State how many lines in these records contain the word "Cursors", and nothing else.

--- START ROWS ---

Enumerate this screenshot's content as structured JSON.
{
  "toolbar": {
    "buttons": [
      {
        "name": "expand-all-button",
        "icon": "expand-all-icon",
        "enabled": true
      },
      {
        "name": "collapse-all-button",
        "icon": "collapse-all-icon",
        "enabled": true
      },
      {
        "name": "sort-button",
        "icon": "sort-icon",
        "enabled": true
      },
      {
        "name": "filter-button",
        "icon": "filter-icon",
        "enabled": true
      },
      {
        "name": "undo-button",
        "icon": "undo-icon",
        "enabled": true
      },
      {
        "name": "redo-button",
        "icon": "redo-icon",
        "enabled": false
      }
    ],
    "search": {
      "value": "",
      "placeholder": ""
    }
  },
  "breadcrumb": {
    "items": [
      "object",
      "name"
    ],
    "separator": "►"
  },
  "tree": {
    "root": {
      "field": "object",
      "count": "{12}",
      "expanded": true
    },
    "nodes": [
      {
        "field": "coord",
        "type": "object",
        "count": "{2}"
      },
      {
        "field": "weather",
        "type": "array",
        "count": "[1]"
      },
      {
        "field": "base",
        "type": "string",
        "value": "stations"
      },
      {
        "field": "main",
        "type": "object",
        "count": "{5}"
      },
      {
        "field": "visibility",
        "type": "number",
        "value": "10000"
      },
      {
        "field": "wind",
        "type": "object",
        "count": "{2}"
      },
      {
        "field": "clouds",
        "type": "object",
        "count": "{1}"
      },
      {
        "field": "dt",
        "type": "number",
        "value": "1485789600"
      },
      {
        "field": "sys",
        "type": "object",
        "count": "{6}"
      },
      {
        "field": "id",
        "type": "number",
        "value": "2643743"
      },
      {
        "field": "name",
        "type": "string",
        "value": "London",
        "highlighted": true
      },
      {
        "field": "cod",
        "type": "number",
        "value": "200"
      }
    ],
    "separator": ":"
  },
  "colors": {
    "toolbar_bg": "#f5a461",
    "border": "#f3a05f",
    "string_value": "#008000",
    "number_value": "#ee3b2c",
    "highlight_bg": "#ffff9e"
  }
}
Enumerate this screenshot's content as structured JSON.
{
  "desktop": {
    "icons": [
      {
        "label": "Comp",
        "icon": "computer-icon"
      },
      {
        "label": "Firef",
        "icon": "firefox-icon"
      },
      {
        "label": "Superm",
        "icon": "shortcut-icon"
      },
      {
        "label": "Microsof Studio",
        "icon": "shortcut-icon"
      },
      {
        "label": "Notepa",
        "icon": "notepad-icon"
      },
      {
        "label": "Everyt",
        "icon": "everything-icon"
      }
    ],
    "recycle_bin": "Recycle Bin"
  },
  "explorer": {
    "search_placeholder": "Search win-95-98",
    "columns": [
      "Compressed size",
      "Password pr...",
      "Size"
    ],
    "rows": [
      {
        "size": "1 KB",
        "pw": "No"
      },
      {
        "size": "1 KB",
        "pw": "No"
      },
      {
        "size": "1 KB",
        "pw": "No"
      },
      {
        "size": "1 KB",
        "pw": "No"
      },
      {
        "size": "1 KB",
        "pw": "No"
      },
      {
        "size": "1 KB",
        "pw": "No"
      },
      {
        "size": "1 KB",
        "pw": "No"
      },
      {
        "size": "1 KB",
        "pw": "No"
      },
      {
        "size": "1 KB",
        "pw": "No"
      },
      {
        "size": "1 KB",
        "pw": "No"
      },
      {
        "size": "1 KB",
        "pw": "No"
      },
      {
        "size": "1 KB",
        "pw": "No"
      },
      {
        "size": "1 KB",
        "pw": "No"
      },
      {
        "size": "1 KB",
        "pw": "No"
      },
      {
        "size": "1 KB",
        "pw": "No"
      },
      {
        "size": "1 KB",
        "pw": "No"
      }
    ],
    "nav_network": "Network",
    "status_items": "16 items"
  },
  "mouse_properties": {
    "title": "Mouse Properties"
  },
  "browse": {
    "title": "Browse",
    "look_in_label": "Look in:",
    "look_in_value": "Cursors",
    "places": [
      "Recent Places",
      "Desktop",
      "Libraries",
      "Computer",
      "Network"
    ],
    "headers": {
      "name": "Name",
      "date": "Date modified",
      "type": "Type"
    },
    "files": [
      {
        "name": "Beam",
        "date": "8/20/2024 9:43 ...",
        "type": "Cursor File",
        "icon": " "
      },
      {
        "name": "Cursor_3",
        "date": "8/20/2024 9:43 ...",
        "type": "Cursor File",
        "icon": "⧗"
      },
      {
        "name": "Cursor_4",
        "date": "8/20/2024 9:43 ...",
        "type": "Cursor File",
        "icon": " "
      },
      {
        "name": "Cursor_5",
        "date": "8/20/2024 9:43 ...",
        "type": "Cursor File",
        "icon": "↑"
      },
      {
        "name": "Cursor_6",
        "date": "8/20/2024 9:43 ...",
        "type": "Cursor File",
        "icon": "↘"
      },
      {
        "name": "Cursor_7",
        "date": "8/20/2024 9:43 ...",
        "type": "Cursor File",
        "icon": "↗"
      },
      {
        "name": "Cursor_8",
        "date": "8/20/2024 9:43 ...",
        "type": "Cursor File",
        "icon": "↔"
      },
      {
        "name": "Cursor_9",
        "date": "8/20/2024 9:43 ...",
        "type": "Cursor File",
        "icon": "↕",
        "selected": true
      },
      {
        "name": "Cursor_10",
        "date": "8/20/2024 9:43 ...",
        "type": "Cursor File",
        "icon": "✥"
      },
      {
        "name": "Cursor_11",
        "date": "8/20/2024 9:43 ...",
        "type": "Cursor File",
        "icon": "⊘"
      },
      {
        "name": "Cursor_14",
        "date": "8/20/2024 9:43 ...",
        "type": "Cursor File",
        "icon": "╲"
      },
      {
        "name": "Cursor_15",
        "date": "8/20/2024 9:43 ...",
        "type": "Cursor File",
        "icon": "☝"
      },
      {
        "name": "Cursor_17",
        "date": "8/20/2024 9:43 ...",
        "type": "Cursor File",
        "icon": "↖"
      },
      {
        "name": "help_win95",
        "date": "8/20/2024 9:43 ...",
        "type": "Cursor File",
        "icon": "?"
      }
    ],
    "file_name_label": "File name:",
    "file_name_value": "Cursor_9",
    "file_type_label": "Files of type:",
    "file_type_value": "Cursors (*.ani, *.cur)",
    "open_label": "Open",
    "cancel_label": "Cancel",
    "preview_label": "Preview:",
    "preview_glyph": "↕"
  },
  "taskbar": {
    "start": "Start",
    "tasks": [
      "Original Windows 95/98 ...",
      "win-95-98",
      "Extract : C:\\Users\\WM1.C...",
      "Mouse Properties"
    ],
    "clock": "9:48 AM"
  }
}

--- END ROWS ---

*SOLUTION*:
2